## LIST OF TASKS:
**a.** From the mindfulness reflection, copy word for word the part that opens with the words containing "2) Reflecting on" and closes with "this process unfold.".
**b.** In the mindfulness reflection, which paramita does the writer say is alive for them right now?
**c.** Continue the mindfulness reflection on flower moments and the paramitas, picking up right after its last sentence.

## PROVIDED PASSAGE:
********************

1) Do I notice any “flower” moments this week? What are some situations where I am called to a deeper understanding, a widening of my heart?
As described in the talk offered by Brother Phap Hai a flower moment is one where the true nature of something is revealed. I noticed many flower moments this week. I am currently visiting my family on the east coast where I was born and raised. In the past when I’ve come home to visit it has been a little stressful trying to see as many people as possible in a short amount of time, always feeling like I’m not spending enough time with this person or that person, getting swept away by the fast paced culture here, and getting wrapped up in my stories and judgements of a myriad of things. This visit has been different. I feel much more relaxed. I’ve been practicing deeply to simply go with the flow, to release my judgements and to embrace. Embrace myself, my surroundings (whatever they are), my family and all of the energies that are floating, whizzing or rocketing around. Seeing my old stomping grounds as a beautiful and deep part of myself has helped to transform the relationship I have with this area, which up until now was quite strained.
I am called to a deeper understanding and widening of the heart when it comes to stepping out of my comfort zone. I very much enjoy seeing the transformation of a once awkward or challenging situation into a comfortable one with joy and ease.
2) Reflecting on the paramitas – which one(s) are most present for me in my practice and daily life at this time?
Inclusiveness is alive for me right now and has been in the past week. Being with situations as they are, being with people as they are. One of the great fruits of the practice is the cultivation of ease and comfort in a variety of situations. And I’ve been enjoying seeing this process unfold.
3) Take some time, just as mentioned in the podcast to reflect concretely on the interconnectedness of the paramitas and how they manifest themselves in your practice.. e.g. How is generosity a part of the mindfulness trainings, how is inclusiveness part of the trainings etc, until you have looked at all of them and their different manifestations. This is a really interesting reflection and you are going to discover many aspects to your practice and motivation that you hadn’t touched until now! Enjoy!

********************

## EXTRACTED DATA:
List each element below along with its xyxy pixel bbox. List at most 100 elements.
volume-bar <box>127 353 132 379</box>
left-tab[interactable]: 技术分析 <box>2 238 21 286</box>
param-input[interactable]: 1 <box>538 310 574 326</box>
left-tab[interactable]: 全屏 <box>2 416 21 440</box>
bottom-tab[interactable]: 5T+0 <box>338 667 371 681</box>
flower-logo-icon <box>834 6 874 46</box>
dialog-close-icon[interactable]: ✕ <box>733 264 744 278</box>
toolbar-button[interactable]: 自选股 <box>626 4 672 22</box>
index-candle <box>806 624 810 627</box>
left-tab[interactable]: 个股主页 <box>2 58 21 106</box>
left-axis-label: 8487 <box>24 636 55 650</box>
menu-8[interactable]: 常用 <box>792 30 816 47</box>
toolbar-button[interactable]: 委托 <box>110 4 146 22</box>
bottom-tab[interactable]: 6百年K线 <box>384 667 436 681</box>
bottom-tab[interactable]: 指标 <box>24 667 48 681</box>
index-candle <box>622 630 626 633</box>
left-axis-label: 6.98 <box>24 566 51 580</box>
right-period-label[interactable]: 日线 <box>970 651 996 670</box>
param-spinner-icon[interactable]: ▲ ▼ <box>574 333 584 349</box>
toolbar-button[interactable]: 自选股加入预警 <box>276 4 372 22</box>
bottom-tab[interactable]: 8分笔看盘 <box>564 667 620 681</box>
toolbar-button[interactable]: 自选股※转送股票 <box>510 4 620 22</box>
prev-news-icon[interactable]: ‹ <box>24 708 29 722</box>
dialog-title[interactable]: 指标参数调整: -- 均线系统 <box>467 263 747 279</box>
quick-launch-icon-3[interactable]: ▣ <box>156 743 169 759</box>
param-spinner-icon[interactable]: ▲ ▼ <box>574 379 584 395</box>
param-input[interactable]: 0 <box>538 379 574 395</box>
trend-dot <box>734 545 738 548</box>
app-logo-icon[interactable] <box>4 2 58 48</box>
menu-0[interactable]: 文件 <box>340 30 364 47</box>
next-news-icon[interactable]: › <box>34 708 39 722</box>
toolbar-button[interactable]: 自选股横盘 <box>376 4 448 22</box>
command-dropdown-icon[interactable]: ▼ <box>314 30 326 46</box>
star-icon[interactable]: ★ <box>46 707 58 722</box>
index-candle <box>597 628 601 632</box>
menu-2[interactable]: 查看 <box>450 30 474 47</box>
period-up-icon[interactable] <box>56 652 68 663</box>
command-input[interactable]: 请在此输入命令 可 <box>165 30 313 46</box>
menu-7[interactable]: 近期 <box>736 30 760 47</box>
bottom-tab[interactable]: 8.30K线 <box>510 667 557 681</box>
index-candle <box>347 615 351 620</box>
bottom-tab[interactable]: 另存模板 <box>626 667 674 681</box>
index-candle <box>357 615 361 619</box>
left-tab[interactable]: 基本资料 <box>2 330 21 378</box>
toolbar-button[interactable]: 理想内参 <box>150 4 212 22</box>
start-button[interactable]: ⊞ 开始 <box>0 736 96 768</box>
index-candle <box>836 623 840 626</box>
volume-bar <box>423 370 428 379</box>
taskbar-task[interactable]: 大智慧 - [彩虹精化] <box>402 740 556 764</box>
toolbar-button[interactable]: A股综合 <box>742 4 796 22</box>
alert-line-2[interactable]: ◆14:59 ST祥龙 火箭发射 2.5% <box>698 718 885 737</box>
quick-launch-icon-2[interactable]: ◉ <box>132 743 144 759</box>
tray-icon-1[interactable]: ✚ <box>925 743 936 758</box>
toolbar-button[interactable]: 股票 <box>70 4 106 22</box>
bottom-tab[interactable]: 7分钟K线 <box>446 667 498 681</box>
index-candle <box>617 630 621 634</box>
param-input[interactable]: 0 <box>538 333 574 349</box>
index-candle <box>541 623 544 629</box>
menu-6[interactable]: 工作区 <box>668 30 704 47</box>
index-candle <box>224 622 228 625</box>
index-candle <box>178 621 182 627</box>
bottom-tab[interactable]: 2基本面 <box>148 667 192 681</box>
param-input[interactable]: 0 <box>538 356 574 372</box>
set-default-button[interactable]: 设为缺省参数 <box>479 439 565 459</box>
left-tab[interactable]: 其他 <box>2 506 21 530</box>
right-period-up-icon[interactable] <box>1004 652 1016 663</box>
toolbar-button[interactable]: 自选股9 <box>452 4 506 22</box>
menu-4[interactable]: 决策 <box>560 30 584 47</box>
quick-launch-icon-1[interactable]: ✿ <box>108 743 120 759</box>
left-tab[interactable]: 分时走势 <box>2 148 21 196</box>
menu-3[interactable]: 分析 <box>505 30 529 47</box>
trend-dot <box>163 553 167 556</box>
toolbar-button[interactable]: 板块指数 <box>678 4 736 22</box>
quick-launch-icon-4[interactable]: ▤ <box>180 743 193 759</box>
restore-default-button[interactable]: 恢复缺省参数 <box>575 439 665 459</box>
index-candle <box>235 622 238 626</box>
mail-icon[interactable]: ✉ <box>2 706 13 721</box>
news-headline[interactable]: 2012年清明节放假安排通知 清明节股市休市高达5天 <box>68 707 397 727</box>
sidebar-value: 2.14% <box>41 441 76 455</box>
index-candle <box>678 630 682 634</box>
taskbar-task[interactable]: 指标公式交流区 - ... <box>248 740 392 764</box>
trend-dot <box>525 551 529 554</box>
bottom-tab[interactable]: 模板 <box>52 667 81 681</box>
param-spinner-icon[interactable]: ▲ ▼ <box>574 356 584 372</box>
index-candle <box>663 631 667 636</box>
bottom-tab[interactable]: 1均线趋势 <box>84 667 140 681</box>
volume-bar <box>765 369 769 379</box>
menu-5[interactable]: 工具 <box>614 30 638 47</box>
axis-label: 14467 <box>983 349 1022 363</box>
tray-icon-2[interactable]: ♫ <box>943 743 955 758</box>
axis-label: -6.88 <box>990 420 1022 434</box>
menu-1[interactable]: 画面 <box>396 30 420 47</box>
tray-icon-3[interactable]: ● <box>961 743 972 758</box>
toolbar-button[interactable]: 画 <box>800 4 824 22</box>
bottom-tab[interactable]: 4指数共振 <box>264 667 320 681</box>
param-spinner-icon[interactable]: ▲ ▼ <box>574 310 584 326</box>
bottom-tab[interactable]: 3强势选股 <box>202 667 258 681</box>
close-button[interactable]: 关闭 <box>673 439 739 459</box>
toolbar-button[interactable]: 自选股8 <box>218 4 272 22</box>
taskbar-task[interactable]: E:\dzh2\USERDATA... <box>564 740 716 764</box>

********************

## SOLVED PROBLEMS:
**a.**
2) Reflecting on the paramitas – which one(s) are most present for me in my practice and daily life at this time?
Inclusiveness is alive for me right now and has been in the past week. Being with situations as they are, being with people as they are. One of the great fruits of the practice is the cultivation of ease and comfort in a variety of situations. And I’ve been enjoying seeing this process unfold.

**b.** Inclusiveness.

**c.**
4) What does compassion mean to me? How does compassion manifest in my life?
Compassion is how I relate to others in a way that expresses my care, understanding and support. I practice to stay in touch with both the joys and suffering that exist, to look at things deeply and keep an open mind. Compassion is cultivated through my mindfulness and meditation practice and manifests through my relationships to both myself and my surroundings.
5) In the Discourse on the Eight Realizations of Great Beings, what does “to suffer with all beings” mean to me?
To me this means to stay in touch with suffering, to not turn away from it. It means to practice looking deeply to see the causes and conditions of suffering and to embrace it fully as a part of life. It also means to offer support and care to those who suffer, to help show them how to transform their suffering to become light and free and joyful.
Create space and time this week for walking meditation. Space set aside, and also a natural practice of embodied walking as you move through your day. Notice times and spaces where you feel relaxed and unhurried, and situations where you feel rushed and “pressed.”